§ **Problem statement**
Gather up every line that includes the string "ylabel".

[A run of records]
((

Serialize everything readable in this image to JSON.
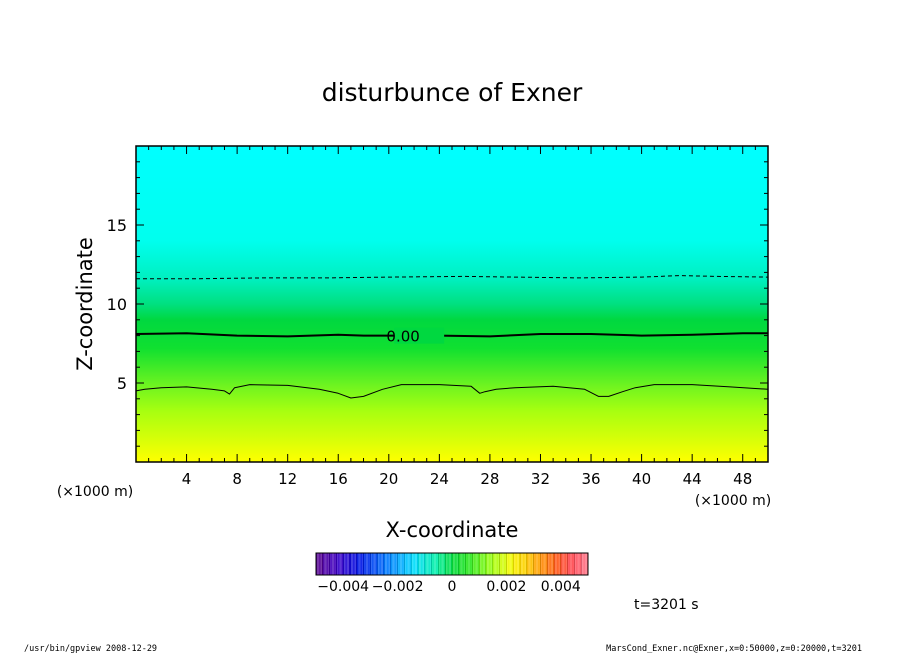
{
  "chart_data": {
    "type": "heatmap",
    "title": "disturbunce of Exner",
    "xlabel": "X-coordinate",
    "ylabel": "Z-coordinate",
    "x_unit_label": "(×1000 m)",
    "y_unit_label": "(×1000 m)",
    "xlim": [
      0,
      50
    ],
    "ylim": [
      0,
      20
    ],
    "x_ticks": [
      4,
      8,
      12,
      16,
      20,
      24,
      28,
      32,
      36,
      40,
      44,
      48
    ],
    "y_ticks": [
      5,
      10,
      15
    ],
    "contours": [
      {
        "level": -0.002,
        "style": "dashed",
        "x": [
          0,
          5,
          10,
          15,
          20,
          26,
          30,
          35,
          40,
          43,
          46,
          50
        ],
        "z": [
          11.6,
          11.6,
          11.65,
          11.65,
          11.7,
          11.75,
          11.7,
          11.65,
          11.7,
          11.8,
          11.75,
          11.7
        ]
      },
      {
        "level": 0.0,
        "label": "0.00",
        "style": "solid-thick",
        "x": [
          0,
          4,
          8,
          12,
          16,
          18,
          20,
          24,
          28,
          32,
          36,
          40,
          44,
          48,
          50
        ],
        "z": [
          8.1,
          8.15,
          8.0,
          7.95,
          8.05,
          8.0,
          8.0,
          8.0,
          7.95,
          8.1,
          8.1,
          8.0,
          8.05,
          8.15,
          8.15
        ]
      },
      {
        "level": 0.002,
        "style": "solid-thin",
        "x": [
          0,
          0.7,
          2,
          4,
          6,
          7,
          7.4,
          7.8,
          9,
          12,
          14.5,
          16,
          17,
          18,
          19.5,
          21,
          24,
          26.5,
          27.2,
          27.6,
          28.5,
          30,
          33,
          35.5,
          36.6,
          37.4,
          38.5,
          39.5,
          41,
          44,
          47,
          50
        ],
        "z": [
          4.5,
          4.6,
          4.7,
          4.75,
          4.6,
          4.5,
          4.3,
          4.7,
          4.9,
          4.85,
          4.6,
          4.35,
          4.05,
          4.15,
          4.6,
          4.9,
          4.9,
          4.8,
          4.35,
          4.45,
          4.6,
          4.7,
          4.8,
          4.6,
          4.15,
          4.15,
          4.45,
          4.7,
          4.9,
          4.9,
          4.75,
          4.6
        ]
      }
    ],
    "colorbar": {
      "range": [
        -0.005,
        0.005
      ],
      "tick_labels": [
        "−0.004",
        "−0.002",
        "0",
        "0.002",
        "0.004"
      ],
      "tick_values": [
        -0.004,
        -0.002,
        0,
        0.002,
        0.004
      ]
    },
    "colors": {
      "field_top": "#00ffff",
      "field_mid": "#00e040",
      "field_low": "#90ff10",
      "field_bottom": "#ffff00"
    }
  },
  "annotations": {
    "time": "t=3201 s",
    "footer_left": "/usr/bin/gpview   2008-12-29",
    "footer_right": "MarsCond_Exner.nc@Exner,x=0:50000,z=0:20000,t=3201"
  }
}
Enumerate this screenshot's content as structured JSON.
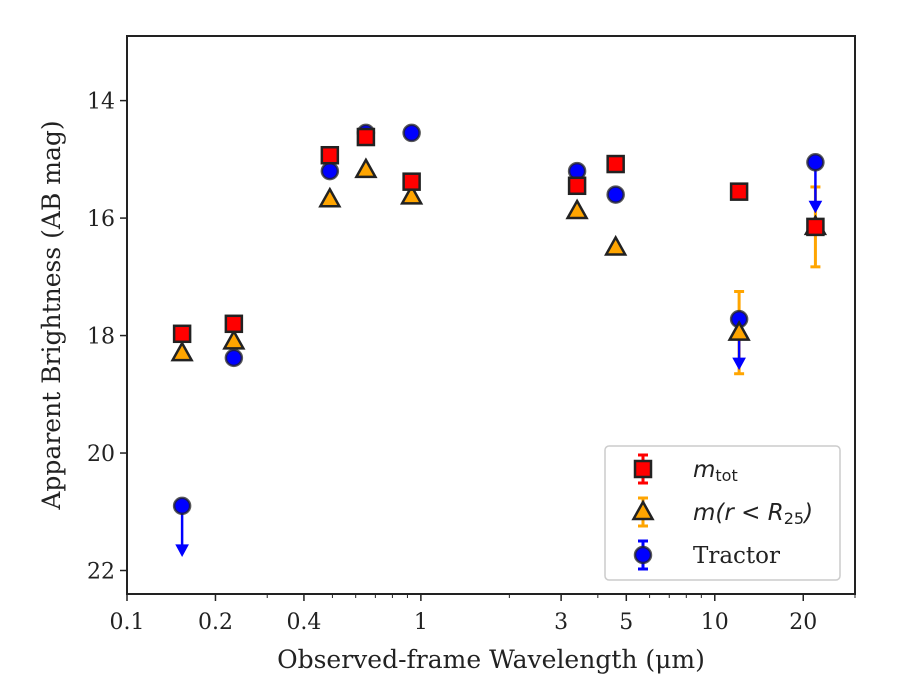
{
  "chart_data": {
    "type": "scatter",
    "xlabel": "Observed-frame Wavelength (μm)",
    "ylabel": "Apparent Brightness (AB mag)",
    "xscale": "log",
    "xlim": [
      0.1,
      30
    ],
    "ylim": [
      22.4,
      12.9
    ],
    "y_inverted": true,
    "x_ticks": [
      0.1,
      0.2,
      0.4,
      1,
      3,
      5,
      10,
      20
    ],
    "x_tick_labels": [
      "0.1",
      "0.2",
      "0.4",
      "1",
      "3",
      "5",
      "10",
      "20"
    ],
    "y_ticks": [
      14,
      16,
      18,
      20,
      22
    ],
    "y_tick_labels": [
      "14",
      "16",
      "18",
      "20",
      "22"
    ],
    "grid": false,
    "legend_position": "lower-right",
    "series": [
      {
        "name": "m_tot",
        "legend_main": "m",
        "legend_sub": "tot",
        "marker": "square",
        "fill": "#ff0000",
        "stroke": "#222222",
        "errcolor": "#ff0000",
        "points": [
          {
            "x": 0.154,
            "y": 17.97
          },
          {
            "x": 0.231,
            "y": 17.8
          },
          {
            "x": 0.49,
            "y": 14.93
          },
          {
            "x": 0.65,
            "y": 14.62
          },
          {
            "x": 0.93,
            "y": 15.38
          },
          {
            "x": 3.4,
            "y": 15.45
          },
          {
            "x": 4.6,
            "y": 15.08
          },
          {
            "x": 12.1,
            "y": 15.55
          },
          {
            "x": 22.0,
            "y": 16.15
          }
        ]
      },
      {
        "name": "m(r < R25)",
        "legend_main": "m(r < R",
        "legend_sub": "25",
        "legend_tail": ")",
        "marker": "triangle",
        "fill": "#ffa500",
        "stroke": "#222222",
        "errcolor": "#ffa500",
        "points": [
          {
            "x": 0.154,
            "y": 18.3
          },
          {
            "x": 0.231,
            "y": 18.1
          },
          {
            "x": 0.49,
            "y": 15.68
          },
          {
            "x": 0.65,
            "y": 15.18
          },
          {
            "x": 0.93,
            "y": 15.63
          },
          {
            "x": 3.4,
            "y": 15.88
          },
          {
            "x": 4.6,
            "y": 16.5
          },
          {
            "x": 12.1,
            "y": 17.95,
            "err": 0.7
          },
          {
            "x": 22.0,
            "y": 16.15,
            "err": 0.68
          }
        ]
      },
      {
        "name": "Tractor",
        "marker": "circle",
        "fill": "#0000ff",
        "stroke": "#222222",
        "errcolor": "#0000ff",
        "points": [
          {
            "x": 0.154,
            "y": 20.9,
            "upper_limit": true
          },
          {
            "x": 0.231,
            "y": 18.38
          },
          {
            "x": 0.49,
            "y": 15.2
          },
          {
            "x": 0.65,
            "y": 14.55
          },
          {
            "x": 0.93,
            "y": 14.55
          },
          {
            "x": 3.4,
            "y": 15.2
          },
          {
            "x": 4.6,
            "y": 15.6
          },
          {
            "x": 12.1,
            "y": 17.72,
            "upper_limit": true
          },
          {
            "x": 22.0,
            "y": 15.05,
            "upper_limit": true
          }
        ]
      }
    ]
  }
}
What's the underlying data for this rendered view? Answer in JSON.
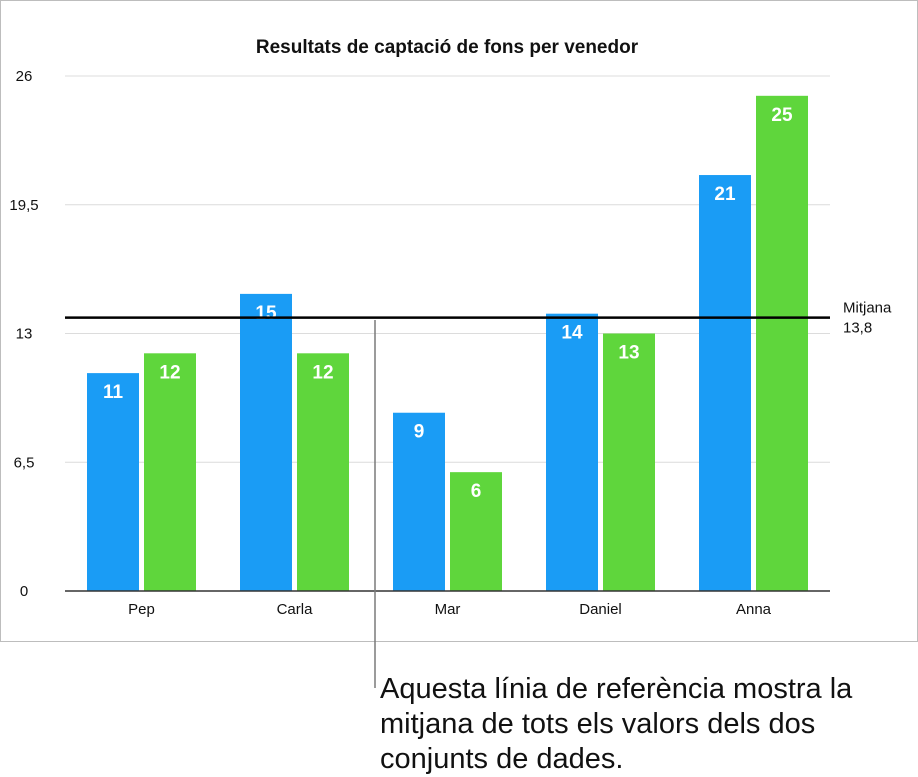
{
  "chart_data": {
    "type": "bar",
    "title": "Resultats de captació de fons per venedor",
    "xlabel": "",
    "ylabel": "",
    "categories": [
      "Pep",
      "Carla",
      "Mar",
      "Daniel",
      "Anna"
    ],
    "series": [
      {
        "color": "#1a9cf5",
        "values": [
          11,
          15,
          9,
          14,
          21
        ]
      },
      {
        "color": "#5fd63c",
        "values": [
          12,
          12,
          6,
          13,
          25
        ]
      }
    ],
    "ylim": [
      0,
      26
    ],
    "yticks": [
      0,
      6.5,
      13,
      19.5,
      26
    ],
    "ytick_labels": [
      "0",
      "6,5",
      "13",
      "19,5",
      "26"
    ],
    "grid": true,
    "data_labels": true,
    "reference_line": {
      "value": 13.8,
      "label": "Mitjana",
      "value_label": "13,8"
    }
  },
  "callout": {
    "text": "Aquesta línia de referència mostra la mitjana de tots els valors dels dos conjunts de dades."
  }
}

))

§ **Result**
    "ylabel": "Z-coordinate",
    "ylabel": "Apparent Brightness (AB mag)",
    "ylabel": "",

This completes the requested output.